(PROBLEM DETAILS) Copy the data below exactly.

(Stored items)
──────

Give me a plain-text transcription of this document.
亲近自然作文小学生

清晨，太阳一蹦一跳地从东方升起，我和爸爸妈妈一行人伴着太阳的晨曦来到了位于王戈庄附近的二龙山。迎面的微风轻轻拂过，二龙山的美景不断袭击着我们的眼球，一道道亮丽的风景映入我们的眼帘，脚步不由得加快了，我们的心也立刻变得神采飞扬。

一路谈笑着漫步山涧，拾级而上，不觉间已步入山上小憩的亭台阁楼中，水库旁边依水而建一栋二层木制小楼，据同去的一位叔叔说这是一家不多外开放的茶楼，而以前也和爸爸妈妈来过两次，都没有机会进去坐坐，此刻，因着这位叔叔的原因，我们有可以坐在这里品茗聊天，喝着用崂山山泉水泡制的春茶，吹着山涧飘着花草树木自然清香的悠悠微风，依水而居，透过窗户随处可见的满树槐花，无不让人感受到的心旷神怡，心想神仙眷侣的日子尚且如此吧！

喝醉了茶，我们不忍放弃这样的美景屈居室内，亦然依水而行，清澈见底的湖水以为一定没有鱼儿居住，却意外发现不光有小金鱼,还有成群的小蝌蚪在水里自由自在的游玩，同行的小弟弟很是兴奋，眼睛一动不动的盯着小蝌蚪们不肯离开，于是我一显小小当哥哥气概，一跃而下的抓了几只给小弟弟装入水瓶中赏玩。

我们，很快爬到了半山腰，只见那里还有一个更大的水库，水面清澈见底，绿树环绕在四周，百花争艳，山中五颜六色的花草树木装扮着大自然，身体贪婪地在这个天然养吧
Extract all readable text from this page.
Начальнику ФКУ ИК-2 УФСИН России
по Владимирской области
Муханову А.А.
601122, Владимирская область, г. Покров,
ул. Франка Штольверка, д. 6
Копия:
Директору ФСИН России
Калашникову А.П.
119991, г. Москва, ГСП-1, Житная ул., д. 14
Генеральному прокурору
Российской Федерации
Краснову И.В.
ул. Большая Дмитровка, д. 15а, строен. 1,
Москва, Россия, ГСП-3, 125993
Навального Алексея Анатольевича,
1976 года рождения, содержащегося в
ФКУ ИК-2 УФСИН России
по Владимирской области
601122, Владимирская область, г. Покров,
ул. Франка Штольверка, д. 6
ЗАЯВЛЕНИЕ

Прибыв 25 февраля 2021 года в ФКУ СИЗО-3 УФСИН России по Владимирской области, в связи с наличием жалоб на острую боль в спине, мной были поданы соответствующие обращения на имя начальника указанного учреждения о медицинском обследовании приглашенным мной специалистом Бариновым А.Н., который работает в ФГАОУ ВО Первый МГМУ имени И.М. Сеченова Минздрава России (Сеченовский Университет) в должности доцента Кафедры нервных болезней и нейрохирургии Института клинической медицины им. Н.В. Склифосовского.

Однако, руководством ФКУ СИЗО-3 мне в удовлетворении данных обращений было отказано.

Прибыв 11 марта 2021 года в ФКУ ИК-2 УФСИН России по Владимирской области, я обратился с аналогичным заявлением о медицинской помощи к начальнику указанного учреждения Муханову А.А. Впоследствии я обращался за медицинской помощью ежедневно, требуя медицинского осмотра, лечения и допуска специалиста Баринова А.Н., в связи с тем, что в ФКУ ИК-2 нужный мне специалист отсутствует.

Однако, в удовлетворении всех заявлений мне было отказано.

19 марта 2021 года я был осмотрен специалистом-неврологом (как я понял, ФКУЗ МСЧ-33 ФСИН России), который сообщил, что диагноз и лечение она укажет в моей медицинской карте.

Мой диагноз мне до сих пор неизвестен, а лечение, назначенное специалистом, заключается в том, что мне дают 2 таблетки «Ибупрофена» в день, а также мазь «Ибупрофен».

──────

(COMPLETE OUTPUT)
Give me a plain-text transcription of this document.
亲近自然作文小学生

清晨，太阳一蹦一跳地从东方升起，我和爸爸妈妈一行人伴着太阳的晨曦来到了位于王戈庄附近的二龙山。迎面的微风轻轻拂过，二龙山的美景不断袭击着我们的眼球，一道道亮丽的风景映入我们的眼帘，脚步不由得加快了，我们的心也立刻变得神采飞扬。

一路谈笑着漫步山涧，拾级而上，不觉间已步入山上小憩的亭台阁楼中，水库旁边依水而建一栋二层木制小楼，据同去的一位叔叔说这是一家不多外开放的茶楼，而以前也和爸爸妈妈来过两次，都没有机会进去坐坐，此刻，因着这位叔叔的原因，我们有可以坐在这里品茗聊天，喝着用崂山山泉水泡制的春茶，吹着山涧飘着花草树木自然清香的悠悠微风，依水而居，透过窗户随处可见的满树槐花，无不让人感受到的心旷神怡，心想神仙眷侣的日子尚且如此吧！

喝醉了茶，我们不忍放弃这样的美景屈居室内，亦然依水而行，清澈见底的湖水以为一定没有鱼儿居住，却意外发现不光有小金鱼,还有成群的小蝌蚪在水里自由自在的游玩，同行的小弟弟很是兴奋，眼睛一动不动的盯着小蝌蚪们不肯离开，于是我一显小小当哥哥气概，一跃而下的抓了几只给小弟弟装入水瓶中赏玩。

我们，很快爬到了半山腰，只见那里还有一个更大的水库，水面清澈见底，绿树环绕在四周，百花争艳，山中五颜六色的花草树木装扮着大自然，身体贪婪地在这个天然养吧
Extract all readable text from this page.
Начальнику ФКУ ИК-2 УФСИН России
по Владимирской области
Муханову А.А.
601122, Владимирская область, г. Покров,
ул. Франка Штольверка, д. 6
Копия:
Директору ФСИН России
Калашникову А.П.
119991, г. Москва, ГСП-1, Житная ул., д. 14
Генеральному прокурору
Российской Федерации
Краснову И.В.
ул. Большая Дмитровка, д. 15а, строен. 1,
Москва, Россия, ГСП-3, 125993
Навального Алексея Анатольевича,
1976 года рождения, содержащегося в
ФКУ ИК-2 УФСИН России
по Владимирской области
601122, Владимирская область, г. Покров,
ул. Франка Штольверка, д. 6
ЗАЯВЛЕНИЕ

Прибыв 25 февраля 2021 года в ФКУ СИЗО-3 УФСИН России по Владимирской области, в связи с наличием жалоб на острую боль в спине, мной были поданы соответствующие обращения на имя начальника указанного учреждения о медицинском обследовании приглашенным мной специалистом Бариновым А.Н., который работает в ФГАОУ ВО Первый МГМУ имени И.М. Сеченова Минздрава России (Сеченовский Университет) в должности доцента Кафедры нервных болезней и нейрохирургии Института клинической медицины им. Н.В. Склифосовского.

Однако, руководством ФКУ СИЗО-3 мне в удовлетворении данных обращений было отказано.

Прибыв 11 марта 2021 года в ФКУ ИК-2 УФСИН России по Владимирской области, я обратился с аналогичным заявлением о медицинской помощи к начальнику указанного учреждения Муханову А.А. Впоследствии я обращался за медицинской помощью ежедневно, требуя медицинского осмотра, лечения и допуска специалиста Баринова А.Н., в связи с тем, что в ФКУ ИК-2 нужный мне специалист отсутствует.

Однако, в удовлетворении всех заявлений мне было отказано.

19 марта 2021 года я был осмотрен специалистом-неврологом (как я понял, ФКУЗ МСЧ-33 ФСИН России), который сообщил, что диагноз и лечение она укажет в моей медицинской карте.

Мой диагноз мне до сих пор неизвестен, а лечение, назначенное специалистом, заключается в том, что мне дают 2 таблетки «Ибупрофена» в день, а также мазь «Ибупрофен».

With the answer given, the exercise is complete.